» **Task to complete**: Please turn the data, from its first line through the line containing "legend-item-p-n: Pn: [299, 391, 335, 413]", into a Markdown table with columns Row and Text: each row gets its number and the line, and blank lines are skipped.

» **Entries supplied**:
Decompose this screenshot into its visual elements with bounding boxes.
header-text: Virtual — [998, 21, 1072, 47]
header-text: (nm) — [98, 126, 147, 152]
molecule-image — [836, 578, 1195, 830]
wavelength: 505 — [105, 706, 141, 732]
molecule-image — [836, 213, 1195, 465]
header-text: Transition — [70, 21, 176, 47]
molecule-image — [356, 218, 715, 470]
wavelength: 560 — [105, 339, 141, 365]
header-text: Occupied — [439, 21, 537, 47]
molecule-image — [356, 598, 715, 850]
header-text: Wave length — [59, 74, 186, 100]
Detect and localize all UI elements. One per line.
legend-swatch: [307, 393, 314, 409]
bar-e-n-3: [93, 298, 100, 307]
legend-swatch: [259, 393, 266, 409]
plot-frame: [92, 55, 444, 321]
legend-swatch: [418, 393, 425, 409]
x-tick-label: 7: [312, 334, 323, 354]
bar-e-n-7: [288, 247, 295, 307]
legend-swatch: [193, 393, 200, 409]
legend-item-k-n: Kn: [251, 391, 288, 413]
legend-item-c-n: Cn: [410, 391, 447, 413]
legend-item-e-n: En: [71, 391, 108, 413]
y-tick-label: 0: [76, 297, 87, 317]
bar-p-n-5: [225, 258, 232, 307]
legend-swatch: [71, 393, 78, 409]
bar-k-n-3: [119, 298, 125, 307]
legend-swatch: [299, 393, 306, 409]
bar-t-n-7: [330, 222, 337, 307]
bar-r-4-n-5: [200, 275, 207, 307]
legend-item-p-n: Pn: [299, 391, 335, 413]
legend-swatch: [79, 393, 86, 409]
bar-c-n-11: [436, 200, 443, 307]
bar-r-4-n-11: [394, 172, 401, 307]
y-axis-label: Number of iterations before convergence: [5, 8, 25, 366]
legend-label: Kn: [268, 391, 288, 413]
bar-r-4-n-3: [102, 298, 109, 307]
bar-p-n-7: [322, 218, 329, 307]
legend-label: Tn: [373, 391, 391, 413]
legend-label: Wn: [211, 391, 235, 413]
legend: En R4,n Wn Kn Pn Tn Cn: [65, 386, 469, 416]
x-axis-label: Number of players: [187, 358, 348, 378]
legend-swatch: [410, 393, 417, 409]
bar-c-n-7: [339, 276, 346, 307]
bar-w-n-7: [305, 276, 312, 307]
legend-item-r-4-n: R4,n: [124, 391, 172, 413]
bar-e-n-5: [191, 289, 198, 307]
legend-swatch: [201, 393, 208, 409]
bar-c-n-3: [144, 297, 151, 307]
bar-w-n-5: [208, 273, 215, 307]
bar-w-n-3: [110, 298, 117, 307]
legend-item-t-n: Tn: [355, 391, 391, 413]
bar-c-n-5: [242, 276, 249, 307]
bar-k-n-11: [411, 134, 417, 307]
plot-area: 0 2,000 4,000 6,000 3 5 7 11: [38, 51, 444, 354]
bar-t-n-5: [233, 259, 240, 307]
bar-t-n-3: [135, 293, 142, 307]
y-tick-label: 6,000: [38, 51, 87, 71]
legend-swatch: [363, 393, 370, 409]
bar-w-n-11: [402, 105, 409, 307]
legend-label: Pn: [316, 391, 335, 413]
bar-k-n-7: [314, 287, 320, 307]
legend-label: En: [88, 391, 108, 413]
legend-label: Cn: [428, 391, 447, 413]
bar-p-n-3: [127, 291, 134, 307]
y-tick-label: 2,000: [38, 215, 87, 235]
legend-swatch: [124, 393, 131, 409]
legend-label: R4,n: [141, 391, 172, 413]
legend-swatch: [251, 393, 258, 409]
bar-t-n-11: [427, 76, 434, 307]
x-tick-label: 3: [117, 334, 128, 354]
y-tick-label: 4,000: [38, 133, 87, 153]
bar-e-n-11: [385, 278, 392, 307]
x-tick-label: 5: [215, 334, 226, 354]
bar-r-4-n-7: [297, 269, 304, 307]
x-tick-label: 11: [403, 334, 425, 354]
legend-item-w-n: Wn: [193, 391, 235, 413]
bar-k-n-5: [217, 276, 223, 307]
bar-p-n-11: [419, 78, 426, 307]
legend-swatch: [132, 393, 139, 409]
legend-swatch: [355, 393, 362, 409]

» **Exercise result**:
| Row | Text |
|---|---|
| 1 | Decompose this screenshot into its visual elements with bounding boxes. |
| 2 | header-text: Virtual — [998, 21, 1072, 47] |
| 3 | header-text: (nm) — [98, 126, 147, 152] |
| 4 | molecule-image — [836, 578, 1195, 830] |
| 5 | wavelength: 505 — [105, 706, 141, 732] |
| 6 | molecule-image — [836, 213, 1195, 465] |
| 7 | header-text: Transition — [70, 21, 176, 47] |
| 8 | molecule-image — [356, 218, 715, 470] |
| 9 | wavelength: 560 — [105, 339, 141, 365] |
| 10 | header-text: Occupied — [439, 21, 537, 47] |
| 11 | molecule-image — [356, 598, 715, 850] |
| 12 | header-text: Wave length — [59, 74, 186, 100] |
| 13 | Detect and localize all UI elements. One per line. |
| 14 | legend-swatch: [307, 393, 314, 409] |
| 15 | bar-e-n-3: [93, 298, 100, 307] |
| 16 | legend-swatch: [259, 393, 266, 409] |
| 17 | plot-frame: [92, 55, 444, 321] |
| 18 | legend-swatch: [418, 393, 425, 409] |
| 19 | x-tick-label: 7: [312, 334, 323, 354] |
| 20 | bar-e-n-7: [288, 247, 295, 307] |
| 21 | legend-swatch: [193, 393, 200, 409] |
| 22 | legend-item-k-n: Kn: [251, 391, 288, 413] |
| 23 | legend-item-c-n: Cn: [410, 391, 447, 413] |
| 24 | legend-item-e-n: En: [71, 391, 108, 413] |
| 25 | y-tick-label: 0: [76, 297, 87, 317] |
| 26 | bar-p-n-5: [225, 258, 232, 307] |
| 27 | legend-swatch: [71, 393, 78, 409] |
| 28 | bar-k-n-3: [119, 298, 125, 307] |
| 29 | legend-swatch: [299, 393, 306, 409] |
| 30 | bar-t-n-7: [330, 222, 337, 307] |
| 31 | bar-r-4-n-5: [200, 275, 207, 307] |
| 32 | legend-item-p-n: Pn: [299, 391, 335, 413] |